**Given records**
····················

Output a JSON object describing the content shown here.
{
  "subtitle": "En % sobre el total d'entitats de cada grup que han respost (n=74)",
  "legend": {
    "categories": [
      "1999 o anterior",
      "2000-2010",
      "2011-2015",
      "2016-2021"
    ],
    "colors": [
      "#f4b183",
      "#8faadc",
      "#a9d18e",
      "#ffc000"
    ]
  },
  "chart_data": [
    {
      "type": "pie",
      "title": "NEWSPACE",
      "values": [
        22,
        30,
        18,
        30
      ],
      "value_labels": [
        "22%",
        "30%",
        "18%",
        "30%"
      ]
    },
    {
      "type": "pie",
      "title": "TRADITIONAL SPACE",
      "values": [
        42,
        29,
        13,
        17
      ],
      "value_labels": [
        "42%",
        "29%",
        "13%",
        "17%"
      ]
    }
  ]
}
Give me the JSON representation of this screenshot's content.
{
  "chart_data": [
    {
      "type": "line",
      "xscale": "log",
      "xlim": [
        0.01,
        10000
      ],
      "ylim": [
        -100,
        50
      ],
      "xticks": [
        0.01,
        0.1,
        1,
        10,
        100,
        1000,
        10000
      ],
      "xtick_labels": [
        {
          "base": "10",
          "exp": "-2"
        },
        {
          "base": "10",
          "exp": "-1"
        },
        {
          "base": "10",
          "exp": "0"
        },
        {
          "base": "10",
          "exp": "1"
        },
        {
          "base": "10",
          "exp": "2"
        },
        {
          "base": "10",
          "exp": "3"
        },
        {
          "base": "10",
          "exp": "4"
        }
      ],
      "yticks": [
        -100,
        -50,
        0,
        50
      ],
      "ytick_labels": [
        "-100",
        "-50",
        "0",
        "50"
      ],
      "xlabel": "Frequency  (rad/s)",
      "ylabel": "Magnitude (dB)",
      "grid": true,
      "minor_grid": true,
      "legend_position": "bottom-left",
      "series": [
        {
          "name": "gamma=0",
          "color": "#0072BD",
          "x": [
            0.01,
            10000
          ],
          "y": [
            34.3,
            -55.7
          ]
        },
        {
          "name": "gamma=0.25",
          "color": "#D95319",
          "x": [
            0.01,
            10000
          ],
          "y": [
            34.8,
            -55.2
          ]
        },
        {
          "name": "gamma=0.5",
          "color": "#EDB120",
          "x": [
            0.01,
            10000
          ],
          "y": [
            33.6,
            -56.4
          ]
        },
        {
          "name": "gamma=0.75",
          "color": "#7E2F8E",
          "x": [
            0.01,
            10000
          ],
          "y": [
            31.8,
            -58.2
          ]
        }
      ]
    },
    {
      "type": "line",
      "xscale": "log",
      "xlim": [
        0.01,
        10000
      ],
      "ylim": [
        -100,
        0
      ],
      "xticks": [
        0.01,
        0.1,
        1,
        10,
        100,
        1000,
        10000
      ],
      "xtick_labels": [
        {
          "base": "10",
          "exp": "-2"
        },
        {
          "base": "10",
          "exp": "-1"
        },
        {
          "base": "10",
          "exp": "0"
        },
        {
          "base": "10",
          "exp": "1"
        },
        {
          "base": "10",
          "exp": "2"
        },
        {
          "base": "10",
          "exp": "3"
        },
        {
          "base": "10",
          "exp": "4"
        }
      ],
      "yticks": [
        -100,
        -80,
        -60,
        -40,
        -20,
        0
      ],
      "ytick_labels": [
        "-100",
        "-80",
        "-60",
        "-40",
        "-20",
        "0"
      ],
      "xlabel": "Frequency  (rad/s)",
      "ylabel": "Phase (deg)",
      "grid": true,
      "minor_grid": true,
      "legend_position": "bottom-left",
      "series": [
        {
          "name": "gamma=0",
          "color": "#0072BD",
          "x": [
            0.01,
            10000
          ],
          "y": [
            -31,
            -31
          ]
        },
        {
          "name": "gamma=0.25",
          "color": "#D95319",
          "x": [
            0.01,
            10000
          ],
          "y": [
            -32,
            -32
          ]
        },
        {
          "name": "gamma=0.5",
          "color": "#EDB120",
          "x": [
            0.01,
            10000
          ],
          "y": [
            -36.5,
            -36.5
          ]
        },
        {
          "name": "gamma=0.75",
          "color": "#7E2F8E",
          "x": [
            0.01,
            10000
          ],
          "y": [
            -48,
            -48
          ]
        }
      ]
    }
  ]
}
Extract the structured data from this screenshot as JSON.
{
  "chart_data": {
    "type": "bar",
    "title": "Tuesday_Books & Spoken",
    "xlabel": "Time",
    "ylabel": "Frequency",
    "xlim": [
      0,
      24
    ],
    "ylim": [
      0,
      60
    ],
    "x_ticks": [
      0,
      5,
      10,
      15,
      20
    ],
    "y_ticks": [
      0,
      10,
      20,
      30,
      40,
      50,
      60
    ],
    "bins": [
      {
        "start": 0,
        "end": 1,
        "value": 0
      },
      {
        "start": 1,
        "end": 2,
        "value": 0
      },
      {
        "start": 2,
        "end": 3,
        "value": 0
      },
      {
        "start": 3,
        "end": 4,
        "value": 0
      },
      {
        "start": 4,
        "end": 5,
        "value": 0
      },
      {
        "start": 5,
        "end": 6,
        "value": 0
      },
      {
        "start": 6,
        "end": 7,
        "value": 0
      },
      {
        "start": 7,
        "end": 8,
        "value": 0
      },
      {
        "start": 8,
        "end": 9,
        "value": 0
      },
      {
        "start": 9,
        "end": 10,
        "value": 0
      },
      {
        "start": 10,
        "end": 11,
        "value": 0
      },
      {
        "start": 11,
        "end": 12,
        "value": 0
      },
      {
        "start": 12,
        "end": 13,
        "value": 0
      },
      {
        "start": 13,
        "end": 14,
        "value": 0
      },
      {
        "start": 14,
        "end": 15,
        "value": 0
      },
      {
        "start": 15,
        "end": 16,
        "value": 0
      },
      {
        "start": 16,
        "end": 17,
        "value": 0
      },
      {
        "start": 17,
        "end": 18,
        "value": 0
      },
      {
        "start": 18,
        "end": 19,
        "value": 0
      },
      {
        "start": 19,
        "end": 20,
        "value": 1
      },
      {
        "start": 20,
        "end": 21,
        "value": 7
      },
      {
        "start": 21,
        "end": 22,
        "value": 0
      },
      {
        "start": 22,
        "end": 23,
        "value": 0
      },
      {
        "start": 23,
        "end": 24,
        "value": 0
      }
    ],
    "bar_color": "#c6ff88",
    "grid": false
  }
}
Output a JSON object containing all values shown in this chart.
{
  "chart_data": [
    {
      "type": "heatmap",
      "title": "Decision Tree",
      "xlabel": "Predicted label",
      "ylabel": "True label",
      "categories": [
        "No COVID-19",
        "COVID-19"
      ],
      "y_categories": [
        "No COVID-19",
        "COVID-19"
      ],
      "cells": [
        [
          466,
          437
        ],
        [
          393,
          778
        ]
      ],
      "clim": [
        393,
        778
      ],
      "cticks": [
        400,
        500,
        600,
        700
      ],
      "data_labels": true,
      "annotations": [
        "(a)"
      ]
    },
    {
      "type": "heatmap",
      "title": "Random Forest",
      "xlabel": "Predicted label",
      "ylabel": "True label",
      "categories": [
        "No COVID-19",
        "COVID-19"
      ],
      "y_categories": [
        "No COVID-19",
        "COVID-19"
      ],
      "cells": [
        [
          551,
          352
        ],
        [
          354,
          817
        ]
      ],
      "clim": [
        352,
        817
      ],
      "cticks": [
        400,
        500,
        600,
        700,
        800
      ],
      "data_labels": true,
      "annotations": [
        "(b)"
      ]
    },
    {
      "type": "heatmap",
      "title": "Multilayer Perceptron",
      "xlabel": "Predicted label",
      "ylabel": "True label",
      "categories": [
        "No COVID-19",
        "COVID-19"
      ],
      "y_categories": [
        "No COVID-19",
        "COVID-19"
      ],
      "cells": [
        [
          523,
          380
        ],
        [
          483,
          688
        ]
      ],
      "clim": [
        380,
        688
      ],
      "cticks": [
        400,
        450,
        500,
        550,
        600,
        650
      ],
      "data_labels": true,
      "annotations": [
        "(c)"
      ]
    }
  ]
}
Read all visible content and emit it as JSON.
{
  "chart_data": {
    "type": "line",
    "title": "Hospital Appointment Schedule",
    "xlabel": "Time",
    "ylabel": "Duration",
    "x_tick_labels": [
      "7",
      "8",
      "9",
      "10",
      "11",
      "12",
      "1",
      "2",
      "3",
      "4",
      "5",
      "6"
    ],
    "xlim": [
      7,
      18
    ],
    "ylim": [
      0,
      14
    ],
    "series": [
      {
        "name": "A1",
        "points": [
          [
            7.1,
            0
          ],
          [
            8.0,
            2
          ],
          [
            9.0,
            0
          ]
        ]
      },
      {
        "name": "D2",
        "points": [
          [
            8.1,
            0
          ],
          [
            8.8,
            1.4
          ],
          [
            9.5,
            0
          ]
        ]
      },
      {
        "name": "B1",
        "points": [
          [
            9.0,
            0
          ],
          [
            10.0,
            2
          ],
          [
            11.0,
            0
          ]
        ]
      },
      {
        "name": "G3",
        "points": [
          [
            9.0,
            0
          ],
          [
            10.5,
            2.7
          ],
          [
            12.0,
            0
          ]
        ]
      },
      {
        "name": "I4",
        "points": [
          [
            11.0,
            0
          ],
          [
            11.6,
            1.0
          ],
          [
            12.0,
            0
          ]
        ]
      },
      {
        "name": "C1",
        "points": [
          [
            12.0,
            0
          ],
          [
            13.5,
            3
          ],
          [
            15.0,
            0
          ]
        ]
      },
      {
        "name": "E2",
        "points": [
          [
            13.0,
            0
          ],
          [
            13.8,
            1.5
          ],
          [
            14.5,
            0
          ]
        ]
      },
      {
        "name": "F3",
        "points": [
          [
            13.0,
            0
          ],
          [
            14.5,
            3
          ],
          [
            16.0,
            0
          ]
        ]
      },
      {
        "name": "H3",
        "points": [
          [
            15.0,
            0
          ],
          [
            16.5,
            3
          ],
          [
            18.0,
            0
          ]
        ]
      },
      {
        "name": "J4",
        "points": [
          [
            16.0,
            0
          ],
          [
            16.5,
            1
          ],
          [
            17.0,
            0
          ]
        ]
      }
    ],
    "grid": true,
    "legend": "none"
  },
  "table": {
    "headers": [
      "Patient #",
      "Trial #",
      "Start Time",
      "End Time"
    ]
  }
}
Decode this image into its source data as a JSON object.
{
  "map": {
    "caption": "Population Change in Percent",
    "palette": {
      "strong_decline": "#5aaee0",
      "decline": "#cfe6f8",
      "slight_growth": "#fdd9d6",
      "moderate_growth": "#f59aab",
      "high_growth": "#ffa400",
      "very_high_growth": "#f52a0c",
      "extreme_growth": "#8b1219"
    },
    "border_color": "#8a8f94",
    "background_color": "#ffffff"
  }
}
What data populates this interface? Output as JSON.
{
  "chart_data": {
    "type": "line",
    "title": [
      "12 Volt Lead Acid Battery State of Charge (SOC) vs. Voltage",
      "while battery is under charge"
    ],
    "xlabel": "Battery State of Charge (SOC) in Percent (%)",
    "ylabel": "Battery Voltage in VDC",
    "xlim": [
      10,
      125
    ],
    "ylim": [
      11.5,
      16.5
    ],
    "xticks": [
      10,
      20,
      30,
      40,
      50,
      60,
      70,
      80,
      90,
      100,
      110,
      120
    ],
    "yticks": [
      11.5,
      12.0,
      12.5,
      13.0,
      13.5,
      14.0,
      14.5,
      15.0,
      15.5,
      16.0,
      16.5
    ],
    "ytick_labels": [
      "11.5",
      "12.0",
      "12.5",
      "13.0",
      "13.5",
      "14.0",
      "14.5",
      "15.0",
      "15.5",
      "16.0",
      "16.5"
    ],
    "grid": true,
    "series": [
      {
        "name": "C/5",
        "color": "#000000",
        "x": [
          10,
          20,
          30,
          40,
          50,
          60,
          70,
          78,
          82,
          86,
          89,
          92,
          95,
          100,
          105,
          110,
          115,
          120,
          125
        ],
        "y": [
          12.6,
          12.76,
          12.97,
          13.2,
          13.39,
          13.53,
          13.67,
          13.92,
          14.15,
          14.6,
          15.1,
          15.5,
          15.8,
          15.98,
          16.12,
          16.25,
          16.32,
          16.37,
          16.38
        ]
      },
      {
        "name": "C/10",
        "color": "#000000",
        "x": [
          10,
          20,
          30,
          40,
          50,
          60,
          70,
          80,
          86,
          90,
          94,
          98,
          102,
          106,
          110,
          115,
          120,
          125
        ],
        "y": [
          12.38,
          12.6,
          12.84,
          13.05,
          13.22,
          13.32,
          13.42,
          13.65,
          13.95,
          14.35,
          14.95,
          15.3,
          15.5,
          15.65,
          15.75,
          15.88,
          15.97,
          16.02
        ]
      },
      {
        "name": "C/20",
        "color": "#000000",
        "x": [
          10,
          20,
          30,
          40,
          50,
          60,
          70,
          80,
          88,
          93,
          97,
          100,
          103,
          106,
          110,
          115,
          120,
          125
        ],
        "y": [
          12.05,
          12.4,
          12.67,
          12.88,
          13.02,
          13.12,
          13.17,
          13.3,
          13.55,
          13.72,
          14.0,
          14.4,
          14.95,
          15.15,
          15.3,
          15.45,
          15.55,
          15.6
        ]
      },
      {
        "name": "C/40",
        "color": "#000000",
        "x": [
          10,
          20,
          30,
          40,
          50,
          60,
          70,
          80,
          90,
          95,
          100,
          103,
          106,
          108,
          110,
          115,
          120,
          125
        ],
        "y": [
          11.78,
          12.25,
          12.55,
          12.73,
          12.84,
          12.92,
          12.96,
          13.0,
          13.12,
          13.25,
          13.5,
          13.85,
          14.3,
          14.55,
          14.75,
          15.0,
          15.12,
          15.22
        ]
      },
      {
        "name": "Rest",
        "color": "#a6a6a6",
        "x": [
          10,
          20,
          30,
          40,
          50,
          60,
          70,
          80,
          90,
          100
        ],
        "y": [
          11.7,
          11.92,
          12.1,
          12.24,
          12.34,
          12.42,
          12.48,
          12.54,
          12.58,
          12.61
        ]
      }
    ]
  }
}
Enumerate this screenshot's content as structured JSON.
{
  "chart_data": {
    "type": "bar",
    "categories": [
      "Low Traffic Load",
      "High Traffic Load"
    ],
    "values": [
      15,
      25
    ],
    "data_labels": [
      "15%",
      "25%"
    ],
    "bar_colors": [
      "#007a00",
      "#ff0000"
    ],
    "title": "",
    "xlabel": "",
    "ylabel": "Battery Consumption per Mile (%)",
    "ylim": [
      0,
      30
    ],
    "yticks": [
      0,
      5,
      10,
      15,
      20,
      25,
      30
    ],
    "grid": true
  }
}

····················

**Exercise requirements**
Reproduce every line of the listing above in which the string "object" appears.

**Correct answer**
Output a JSON object describing the content shown here.
Output a JSON object containing all values shown in this chart.
Decode this image into its source data as a JSON object.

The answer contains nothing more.